**Problem**
Give again only what runs from the line with "Give me the" to the final line of the entries below, exactly as written and without pictures.

==== Data excerpts

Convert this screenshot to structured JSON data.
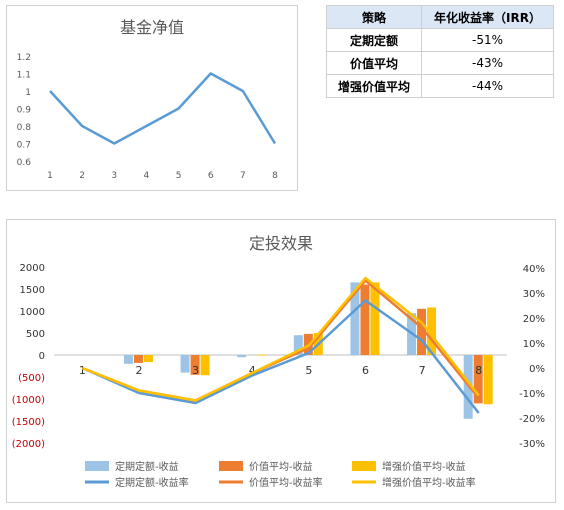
{
  "nav_chart": {
    "title": "基金净值",
    "chart_data": {
      "type": "line",
      "title": "基金净值",
      "x": [
        1,
        2,
        3,
        4,
        5,
        6,
        7,
        8
      ],
      "series": [
        {
          "values": [
            1.0,
            0.8,
            0.7,
            0.8,
            0.9,
            1.1,
            1.0,
            0.7
          ]
        }
      ],
      "ylim": [
        0.6,
        1.2
      ],
      "yticks": [
        "0.6",
        "0.7",
        "0.8",
        "0.9",
        "1",
        "1.1",
        "1.2"
      ],
      "xticks": [
        "1",
        "2",
        "3",
        "4",
        "5",
        "6",
        "7",
        "8"
      ],
      "grid": false,
      "color": "#5b9bd5"
    }
  },
  "irr_table": {
    "headers": [
      "策略",
      "年化收益率（IRR）"
    ],
    "rows": [
      {
        "strategy": "定期定额",
        "irr": "-51%"
      },
      {
        "strategy": "价值平均",
        "irr": "-43%"
      },
      {
        "strategy": "增强价值平均",
        "irr": "-44%"
      }
    ],
    "header_color": "#dbe7f5"
  },
  "effect_chart": {
    "title": "定投效果",
    "chart_data": {
      "type": "bar",
      "title": "定投效果",
      "categories": [
        "1",
        "2",
        "3",
        "4",
        "5",
        "6",
        "7",
        "8"
      ],
      "bar_series": [
        {
          "name": "定期定额-收益",
          "color": "#9dc3e6",
          "values": [
            0,
            -200,
            -400,
            -50,
            450,
            1650,
            950,
            -1450
          ]
        },
        {
          "name": "价值平均-收益",
          "color": "#ed7d31",
          "values": [
            0,
            -180,
            -450,
            0,
            480,
            1600,
            1050,
            -1100
          ]
        },
        {
          "name": "增强价值平均-收益",
          "color": "#ffc000",
          "values": [
            0,
            -160,
            -460,
            10,
            500,
            1650,
            1080,
            -1120
          ]
        }
      ],
      "line_series": [
        {
          "name": "定期定额-收益率",
          "color": "#5b9bd5",
          "values": [
            0,
            -10,
            -14,
            -3,
            6,
            27,
            11,
            -18
          ]
        },
        {
          "name": "价值平均-收益率",
          "color": "#ed7d31",
          "values": [
            0,
            -9,
            -13,
            -2,
            8,
            35,
            16,
            -12
          ]
        },
        {
          "name": "增强价值平均-收益率",
          "color": "#ffc000",
          "values": [
            0,
            -9,
            -13,
            -2,
            9,
            36,
            18,
            -11
          ]
        }
      ],
      "ylim_left": [
        -2000,
        2000
      ],
      "ylim_right": [
        -30,
        40
      ],
      "left_ticks": [
        "2000",
        "1500",
        "1000",
        "500",
        "0",
        "(500)",
        "(1000)",
        "(1500)",
        "(2000)"
      ],
      "right_ticks": [
        "40%",
        "30%",
        "20%",
        "10%",
        "0%",
        "-10%",
        "-20%",
        "-30%"
      ],
      "negative_label_color": "#c00000",
      "legend": "bottom"
    }
  }
}
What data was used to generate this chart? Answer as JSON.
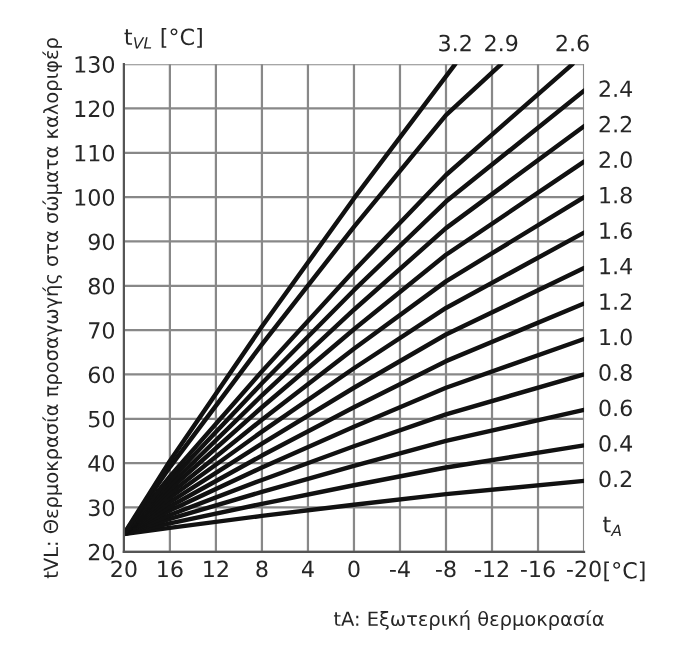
{
  "chart_data": {
    "type": "line",
    "xlabel": "tA: Εξωτερική θερμοκρασία",
    "ylabel": "tVL: Θερμοκρασία προσαγωγής στα σώματα καλοριφέρ",
    "annotations": [
      "t$_{VL}$ [°C]",
      "t$_{A}$",
      "[°C]"
    ],
    "xlim": [
      20,
      -20
    ],
    "ylim": [
      20,
      130
    ],
    "xticks": [
      20,
      16,
      12,
      8,
      4,
      0,
      -4,
      -8,
      -12,
      -16,
      -20
    ],
    "yticks": [
      20,
      30,
      40,
      50,
      60,
      70,
      80,
      90,
      100,
      110,
      120,
      130
    ],
    "grid": true,
    "legend": false,
    "marker": "none",
    "line_style": "solid",
    "series": [
      {
        "name": "0.2",
        "color": "#111111",
        "x": [
          20,
          16,
          8,
          0,
          -8,
          -20
        ],
        "values": [
          24,
          25.4,
          28.1,
          30.6,
          33,
          36
        ]
      },
      {
        "name": "0.4",
        "color": "#111111",
        "x": [
          20,
          16,
          8,
          0,
          -8,
          -20
        ],
        "values": [
          24,
          26.4,
          30.8,
          35,
          39,
          44
        ]
      },
      {
        "name": "0.6",
        "color": "#111111",
        "x": [
          20,
          16,
          8,
          0,
          -8,
          -20
        ],
        "values": [
          24,
          27.4,
          33.5,
          39.4,
          45,
          52
        ]
      },
      {
        "name": "0.8",
        "color": "#111111",
        "x": [
          20,
          16,
          8,
          0,
          -8,
          -20
        ],
        "values": [
          24,
          28.3,
          36.2,
          43.8,
          51,
          60
        ]
      },
      {
        "name": "1.0",
        "color": "#111111",
        "x": [
          20,
          16,
          8,
          0,
          -8,
          -20
        ],
        "values": [
          24,
          29.3,
          39,
          48.2,
          57,
          68
        ]
      },
      {
        "name": "1.2",
        "color": "#111111",
        "x": [
          20,
          16,
          8,
          0,
          -8,
          -20
        ],
        "values": [
          24,
          30.2,
          41.7,
          52.6,
          63,
          76
        ]
      },
      {
        "name": "1.4",
        "color": "#111111",
        "x": [
          20,
          16,
          8,
          0,
          -8,
          -20
        ],
        "values": [
          24,
          31.2,
          44.4,
          57,
          69,
          84
        ]
      },
      {
        "name": "1.6",
        "color": "#111111",
        "x": [
          20,
          16,
          8,
          0,
          -8,
          -20
        ],
        "values": [
          24,
          32.2,
          47.1,
          61.4,
          75,
          92
        ]
      },
      {
        "name": "1.8",
        "color": "#111111",
        "x": [
          20,
          16,
          8,
          0,
          -8,
          -20
        ],
        "values": [
          24,
          33.1,
          49.8,
          65.8,
          81,
          100
        ]
      },
      {
        "name": "2.0",
        "color": "#111111",
        "x": [
          20,
          16,
          8,
          0,
          -8,
          -20
        ],
        "values": [
          24,
          34.1,
          52.6,
          70.2,
          87,
          108
        ]
      },
      {
        "name": "2.2",
        "color": "#111111",
        "x": [
          20,
          16,
          8,
          0,
          -8,
          -20
        ],
        "values": [
          24,
          35,
          55.3,
          74.6,
          93,
          116
        ]
      },
      {
        "name": "2.4",
        "color": "#111111",
        "x": [
          20,
          16,
          8,
          0,
          -8,
          -20
        ],
        "values": [
          24,
          36,
          58,
          79,
          99,
          124
        ]
      },
      {
        "name": "2.6",
        "color": "#111111",
        "x": [
          20,
          16,
          8,
          0,
          -8,
          -19
        ],
        "values": [
          24,
          37,
          60.7,
          83.4,
          105,
          130
        ]
      },
      {
        "name": "2.9",
        "color": "#111111",
        "x": [
          20,
          16,
          8,
          0,
          -8,
          -12.8
        ],
        "values": [
          24,
          39.1,
          66.8,
          93.3,
          118.5,
          130
        ]
      },
      {
        "name": "3.2",
        "color": "#111111",
        "x": [
          20,
          16,
          8,
          0,
          -8.8
        ],
        "values": [
          24,
          40.5,
          70.8,
          99.7,
          130
        ]
      }
    ]
  }
}
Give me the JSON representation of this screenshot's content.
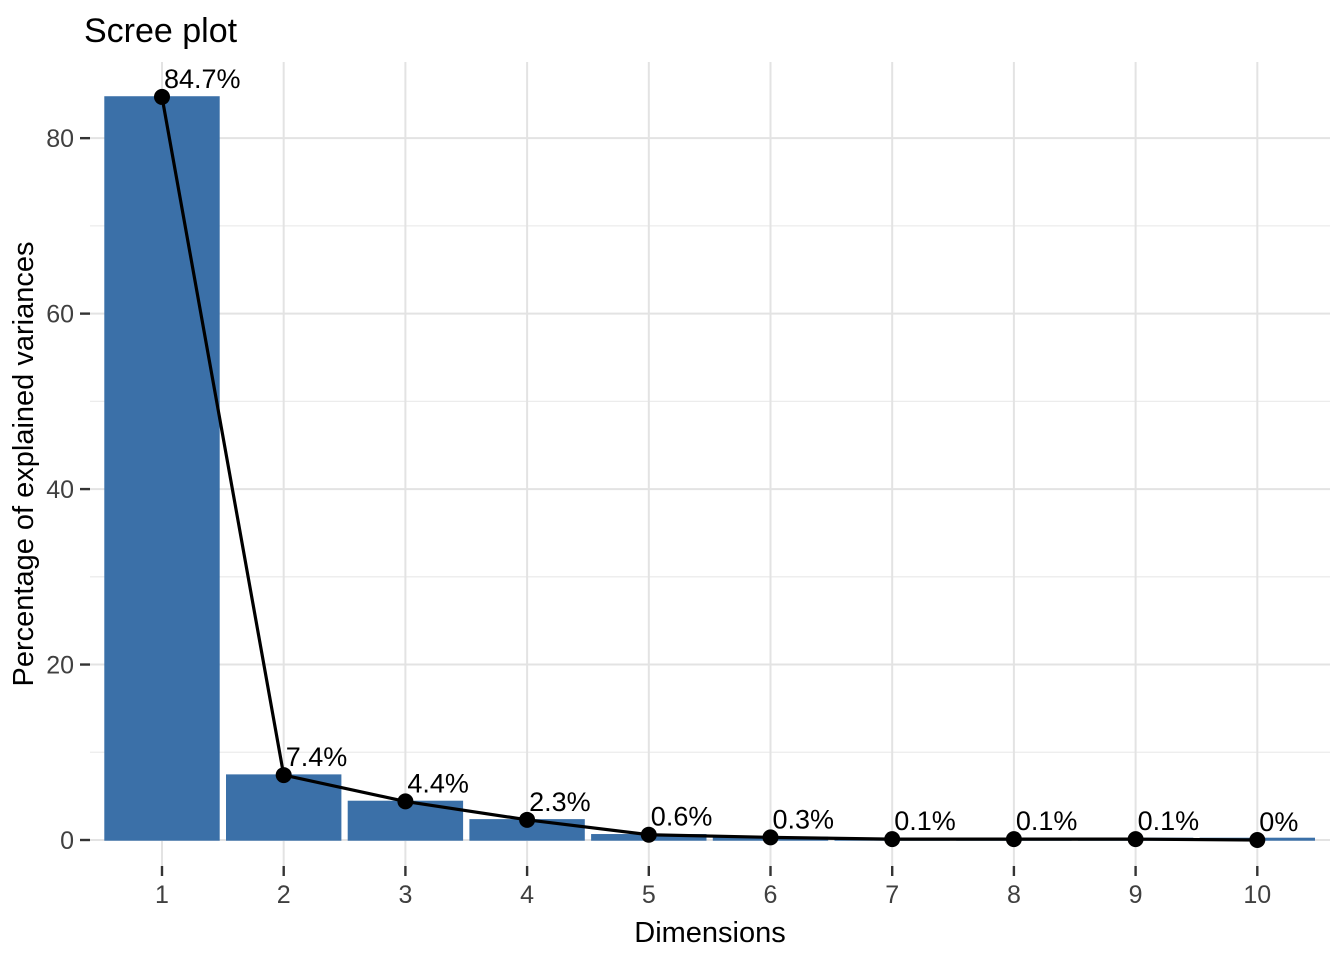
{
  "chart_data": {
    "type": "bar",
    "title": "Scree plot",
    "xlabel": "Dimensions",
    "ylabel": "Percentage of explained variances",
    "categories": [
      "1",
      "2",
      "3",
      "4",
      "5",
      "6",
      "7",
      "8",
      "9",
      "10"
    ],
    "values": [
      84.7,
      7.4,
      4.4,
      2.3,
      0.6,
      0.3,
      0.1,
      0.1,
      0.1,
      0
    ],
    "value_labels": [
      "84.7%",
      "7.4%",
      "4.4%",
      "2.3%",
      "0.6%",
      "0.3%",
      "0.1%",
      "0.1%",
      "0.1%",
      "0%"
    ],
    "overlay_line": true,
    "y_ticks": [
      0,
      20,
      40,
      60,
      80
    ],
    "y_minor_ticks": [
      10,
      30,
      50,
      70
    ],
    "ylim": [
      0,
      88.7
    ],
    "grid": true,
    "legend": "none",
    "colors": {
      "bar": "#3B70A8",
      "line": "#000000",
      "point": "#000000",
      "grid_major": "#E3E3E3",
      "grid_minor": "#ECECEC",
      "tick_mark": "#333333",
      "tick_label": "#404040",
      "text": "#000000",
      "background": "#FFFFFF"
    }
  }
}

========

**Response below**
Give me the JSON representation of this screenshot's content.
{
  "chart_data": {
    "type": "bar",
    "title": "Scree plot",
    "xlabel": "Dimensions",
    "ylabel": "Percentage of explained variances",
    "categories": [
      "1",
      "2",
      "3",
      "4",
      "5",
      "6",
      "7",
      "8",
      "9",
      "10"
    ],
    "values": [
      84.7,
      7.4,
      4.4,
      2.3,
      0.6,
      0.3,
      0.1,
      0.1,
      0.1,
      0
    ],
    "value_labels": [
      "84.7%",
      "7.4%",
      "4.4%",
      "2.3%",
      "0.6%",
      "0.3%",
      "0.1%",
      "0.1%",
      "0.1%",
      "0%"
    ],
    "overlay_line": true,
    "y_ticks": [
      0,
      20,
      40,
      60,
      80
    ],
    "y_minor_ticks": [
      10,
      30,
      50,
      70
    ],
    "ylim": [
      0,
      88.7
    ],
    "grid": true,
    "legend": "none",
    "colors": {
      "bar": "#3B70A8",
      "line": "#000000",
      "point": "#000000",
      "grid_major": "#E3E3E3",
      "grid_minor": "#ECECEC",
      "tick_mark": "#333333",
      "tick_label": "#404040",
      "text": "#000000",
      "background": "#FFFFFF"
    }
  }
}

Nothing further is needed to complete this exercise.